**SOURCE RECORDS:**
○ ○ ○ ○

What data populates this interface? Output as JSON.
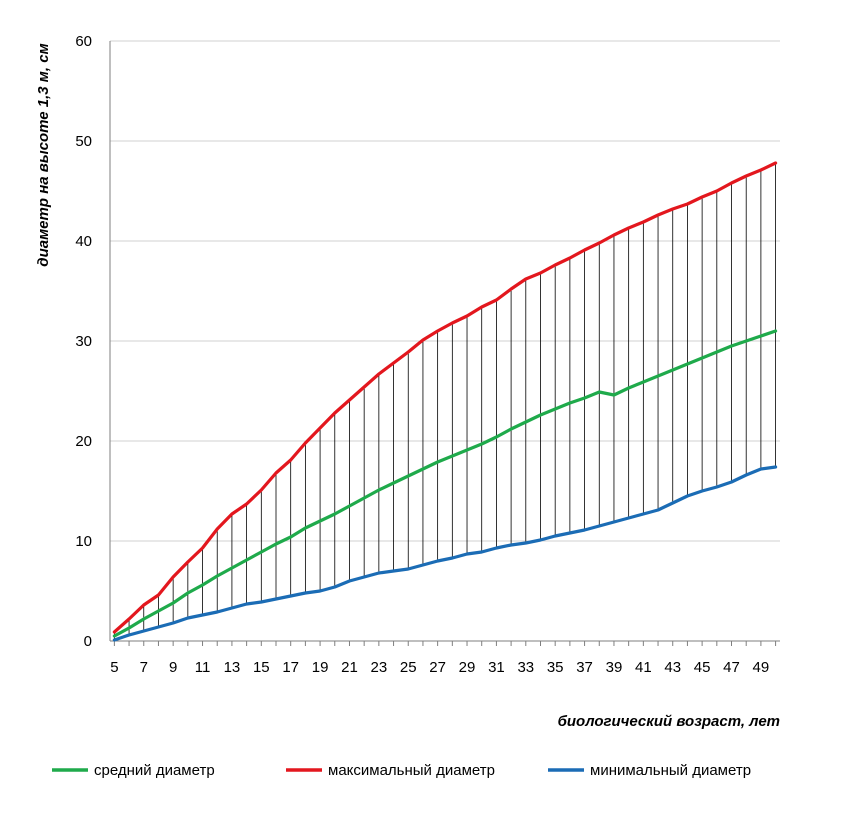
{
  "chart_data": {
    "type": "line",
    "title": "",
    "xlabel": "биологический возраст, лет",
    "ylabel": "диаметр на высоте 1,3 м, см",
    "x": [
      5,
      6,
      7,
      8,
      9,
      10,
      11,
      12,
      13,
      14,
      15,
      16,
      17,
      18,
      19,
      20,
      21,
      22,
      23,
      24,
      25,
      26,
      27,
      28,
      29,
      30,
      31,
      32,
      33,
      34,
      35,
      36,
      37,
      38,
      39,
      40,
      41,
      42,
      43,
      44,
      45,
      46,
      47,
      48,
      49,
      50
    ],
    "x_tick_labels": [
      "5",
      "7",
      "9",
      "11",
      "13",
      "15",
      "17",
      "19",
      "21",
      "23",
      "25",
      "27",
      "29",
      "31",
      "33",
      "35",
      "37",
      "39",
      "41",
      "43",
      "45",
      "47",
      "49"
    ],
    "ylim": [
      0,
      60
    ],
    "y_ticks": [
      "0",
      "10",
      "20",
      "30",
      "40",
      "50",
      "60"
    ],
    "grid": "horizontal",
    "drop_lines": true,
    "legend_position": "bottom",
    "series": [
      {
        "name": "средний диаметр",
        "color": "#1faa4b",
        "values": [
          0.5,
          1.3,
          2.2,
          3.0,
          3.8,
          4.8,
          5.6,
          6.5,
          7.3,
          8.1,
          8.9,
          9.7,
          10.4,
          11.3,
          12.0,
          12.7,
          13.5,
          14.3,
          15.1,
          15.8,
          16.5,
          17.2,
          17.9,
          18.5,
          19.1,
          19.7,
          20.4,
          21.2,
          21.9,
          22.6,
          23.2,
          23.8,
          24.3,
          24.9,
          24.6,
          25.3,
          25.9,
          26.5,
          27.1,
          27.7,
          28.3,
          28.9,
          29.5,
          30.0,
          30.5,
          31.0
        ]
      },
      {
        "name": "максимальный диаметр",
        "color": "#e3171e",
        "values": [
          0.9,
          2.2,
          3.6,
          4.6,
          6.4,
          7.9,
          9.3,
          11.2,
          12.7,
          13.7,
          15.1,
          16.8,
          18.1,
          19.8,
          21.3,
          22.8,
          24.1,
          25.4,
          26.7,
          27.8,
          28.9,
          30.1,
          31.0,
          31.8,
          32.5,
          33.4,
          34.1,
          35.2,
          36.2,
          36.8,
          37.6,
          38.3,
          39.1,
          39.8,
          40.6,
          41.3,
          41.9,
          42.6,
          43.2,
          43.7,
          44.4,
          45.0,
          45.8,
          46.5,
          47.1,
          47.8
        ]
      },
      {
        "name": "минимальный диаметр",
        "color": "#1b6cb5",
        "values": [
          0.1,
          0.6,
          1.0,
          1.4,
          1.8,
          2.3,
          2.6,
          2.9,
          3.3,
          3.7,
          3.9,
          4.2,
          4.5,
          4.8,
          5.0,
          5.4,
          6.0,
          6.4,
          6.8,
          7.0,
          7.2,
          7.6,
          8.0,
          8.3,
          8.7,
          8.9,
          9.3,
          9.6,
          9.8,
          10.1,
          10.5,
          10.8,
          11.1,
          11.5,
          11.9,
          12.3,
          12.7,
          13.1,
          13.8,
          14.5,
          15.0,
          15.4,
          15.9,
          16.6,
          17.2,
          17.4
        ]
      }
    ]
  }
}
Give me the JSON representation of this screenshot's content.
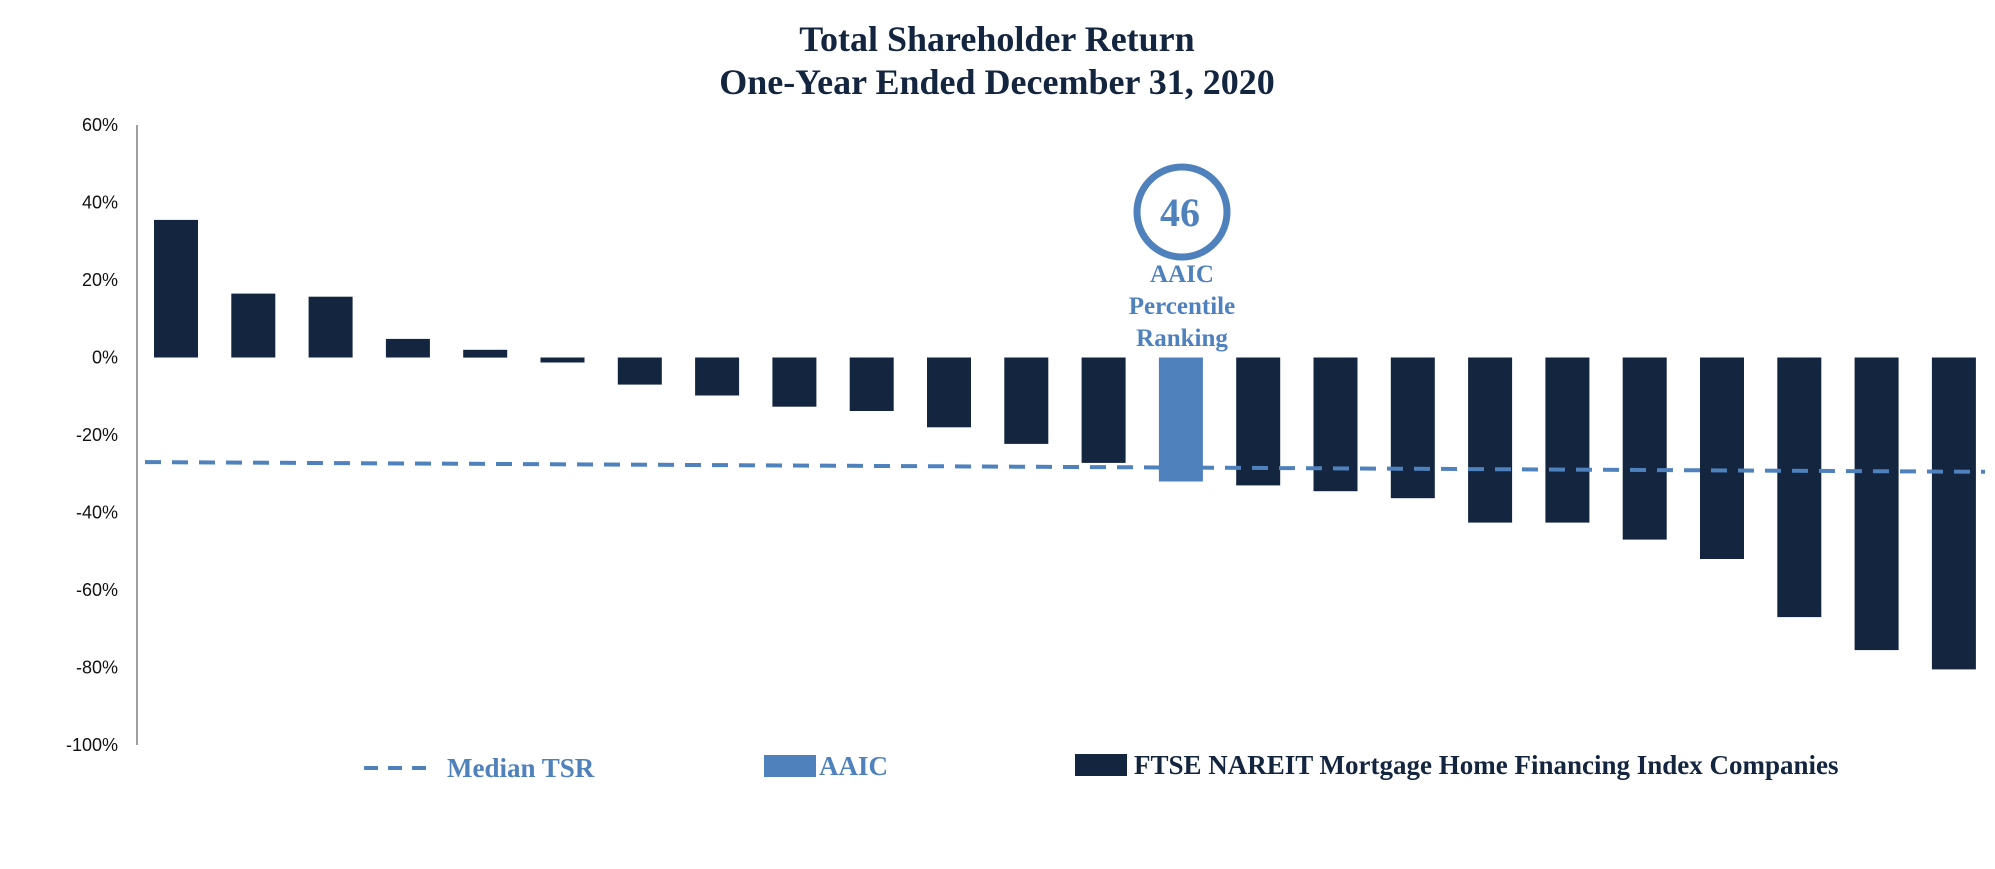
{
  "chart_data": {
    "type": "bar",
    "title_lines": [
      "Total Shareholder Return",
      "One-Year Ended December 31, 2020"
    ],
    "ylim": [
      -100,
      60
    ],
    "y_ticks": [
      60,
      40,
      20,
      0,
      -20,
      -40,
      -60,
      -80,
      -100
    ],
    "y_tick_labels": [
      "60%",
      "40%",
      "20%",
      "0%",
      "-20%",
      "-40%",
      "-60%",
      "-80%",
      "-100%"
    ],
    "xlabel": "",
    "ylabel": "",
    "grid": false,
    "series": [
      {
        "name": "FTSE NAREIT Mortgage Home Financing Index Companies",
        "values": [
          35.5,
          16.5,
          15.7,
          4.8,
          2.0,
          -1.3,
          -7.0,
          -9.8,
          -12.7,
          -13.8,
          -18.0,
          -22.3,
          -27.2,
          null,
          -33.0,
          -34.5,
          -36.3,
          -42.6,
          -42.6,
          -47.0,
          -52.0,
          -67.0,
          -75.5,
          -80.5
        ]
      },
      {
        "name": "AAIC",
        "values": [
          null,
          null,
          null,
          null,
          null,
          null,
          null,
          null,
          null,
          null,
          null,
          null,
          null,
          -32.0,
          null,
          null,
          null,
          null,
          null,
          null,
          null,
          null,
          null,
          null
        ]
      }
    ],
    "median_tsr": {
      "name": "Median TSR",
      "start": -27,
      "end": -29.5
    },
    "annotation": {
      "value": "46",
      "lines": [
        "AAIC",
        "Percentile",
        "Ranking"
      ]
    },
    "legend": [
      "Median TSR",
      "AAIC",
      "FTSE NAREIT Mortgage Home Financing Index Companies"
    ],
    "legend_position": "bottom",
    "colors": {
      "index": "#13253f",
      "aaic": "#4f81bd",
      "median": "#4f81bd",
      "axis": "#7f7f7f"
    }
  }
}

○ ○ ○ ○

**WRITTEN TASK:**
Within the entries above, how many lines contain "диаметр"? Respond with the number only.

**SOLUTION:**
4